> DIRECTIVE: Keep only the lines that hold the string "this", filtering out the rest of the entries below.

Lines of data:
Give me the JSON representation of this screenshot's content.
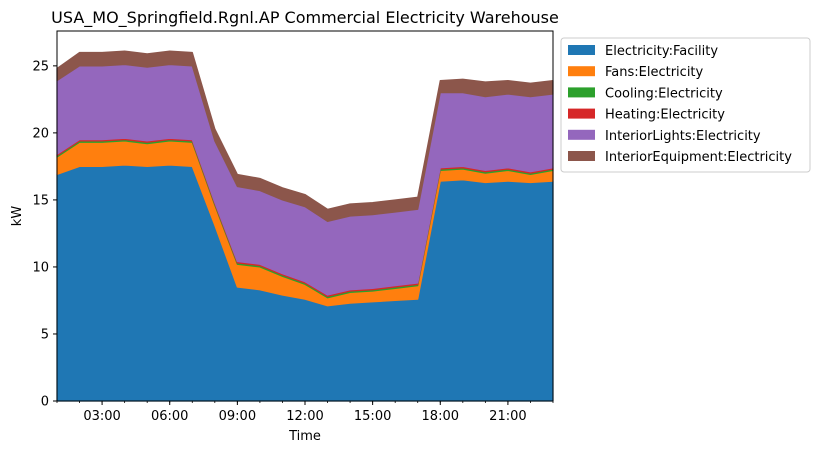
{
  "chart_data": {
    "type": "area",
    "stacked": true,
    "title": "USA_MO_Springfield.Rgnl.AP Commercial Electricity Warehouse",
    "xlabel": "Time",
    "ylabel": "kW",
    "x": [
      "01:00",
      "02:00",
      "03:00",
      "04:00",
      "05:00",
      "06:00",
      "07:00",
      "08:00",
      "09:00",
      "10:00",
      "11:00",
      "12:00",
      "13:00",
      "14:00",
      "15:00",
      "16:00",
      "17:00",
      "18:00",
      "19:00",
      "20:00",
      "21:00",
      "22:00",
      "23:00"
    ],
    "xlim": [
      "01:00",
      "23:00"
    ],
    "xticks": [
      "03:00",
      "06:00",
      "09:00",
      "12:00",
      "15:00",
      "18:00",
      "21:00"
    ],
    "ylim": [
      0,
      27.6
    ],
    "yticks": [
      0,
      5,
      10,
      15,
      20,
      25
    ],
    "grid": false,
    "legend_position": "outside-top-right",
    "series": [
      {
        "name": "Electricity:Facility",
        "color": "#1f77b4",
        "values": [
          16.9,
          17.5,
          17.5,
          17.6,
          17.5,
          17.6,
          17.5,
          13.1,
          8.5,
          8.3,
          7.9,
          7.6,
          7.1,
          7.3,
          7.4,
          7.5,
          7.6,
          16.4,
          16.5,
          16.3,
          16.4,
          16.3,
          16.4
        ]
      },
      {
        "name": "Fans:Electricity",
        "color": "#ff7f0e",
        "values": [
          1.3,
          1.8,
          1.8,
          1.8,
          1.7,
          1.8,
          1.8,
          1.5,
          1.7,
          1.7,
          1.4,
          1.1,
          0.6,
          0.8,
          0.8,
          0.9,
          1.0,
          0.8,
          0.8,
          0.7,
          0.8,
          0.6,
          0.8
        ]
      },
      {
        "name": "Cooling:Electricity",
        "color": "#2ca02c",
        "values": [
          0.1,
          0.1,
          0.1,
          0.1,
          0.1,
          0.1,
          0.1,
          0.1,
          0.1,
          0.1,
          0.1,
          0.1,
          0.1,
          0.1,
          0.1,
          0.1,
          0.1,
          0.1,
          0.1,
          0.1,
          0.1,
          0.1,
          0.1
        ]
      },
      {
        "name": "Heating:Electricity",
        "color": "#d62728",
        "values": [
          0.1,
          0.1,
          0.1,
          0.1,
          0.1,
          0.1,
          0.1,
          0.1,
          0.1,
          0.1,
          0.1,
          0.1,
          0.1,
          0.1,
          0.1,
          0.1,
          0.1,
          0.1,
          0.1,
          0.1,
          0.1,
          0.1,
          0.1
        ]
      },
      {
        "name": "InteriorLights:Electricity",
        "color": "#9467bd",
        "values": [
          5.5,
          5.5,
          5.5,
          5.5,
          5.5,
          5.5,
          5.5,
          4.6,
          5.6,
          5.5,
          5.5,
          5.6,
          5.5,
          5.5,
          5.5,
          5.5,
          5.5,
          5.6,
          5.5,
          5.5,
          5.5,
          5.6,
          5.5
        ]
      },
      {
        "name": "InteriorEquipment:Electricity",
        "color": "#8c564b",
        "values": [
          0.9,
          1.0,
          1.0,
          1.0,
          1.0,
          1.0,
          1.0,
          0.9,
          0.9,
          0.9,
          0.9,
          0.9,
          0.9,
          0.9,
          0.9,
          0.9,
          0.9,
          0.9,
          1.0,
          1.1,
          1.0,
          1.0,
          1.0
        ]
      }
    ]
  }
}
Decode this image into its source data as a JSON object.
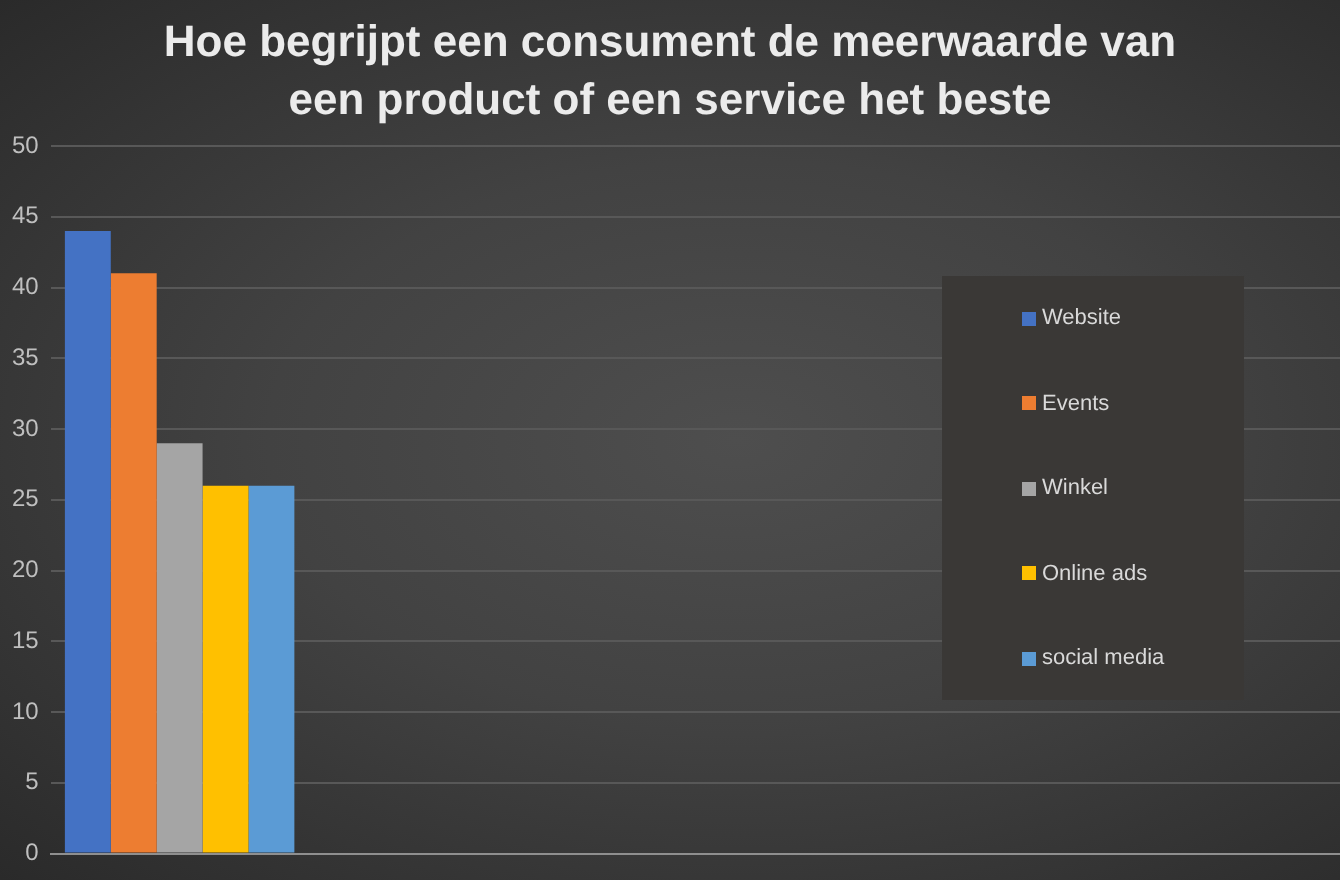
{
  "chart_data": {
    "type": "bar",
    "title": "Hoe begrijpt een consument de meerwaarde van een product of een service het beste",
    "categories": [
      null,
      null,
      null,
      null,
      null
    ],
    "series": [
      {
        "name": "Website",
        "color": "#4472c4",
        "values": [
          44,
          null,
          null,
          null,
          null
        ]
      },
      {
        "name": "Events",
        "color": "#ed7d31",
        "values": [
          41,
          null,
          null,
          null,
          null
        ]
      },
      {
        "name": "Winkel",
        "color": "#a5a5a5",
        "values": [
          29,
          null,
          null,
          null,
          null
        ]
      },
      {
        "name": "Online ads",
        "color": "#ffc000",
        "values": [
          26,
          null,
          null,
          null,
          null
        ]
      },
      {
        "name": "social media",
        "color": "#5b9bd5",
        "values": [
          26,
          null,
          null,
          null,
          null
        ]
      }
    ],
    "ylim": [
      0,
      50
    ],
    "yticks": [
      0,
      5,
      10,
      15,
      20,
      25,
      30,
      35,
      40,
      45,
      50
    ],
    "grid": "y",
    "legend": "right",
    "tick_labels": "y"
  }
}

> PROBLEM SOLUTION:
Give me the JSON representation of this screenshot's content.
Decode this image into its source data as a JSON object.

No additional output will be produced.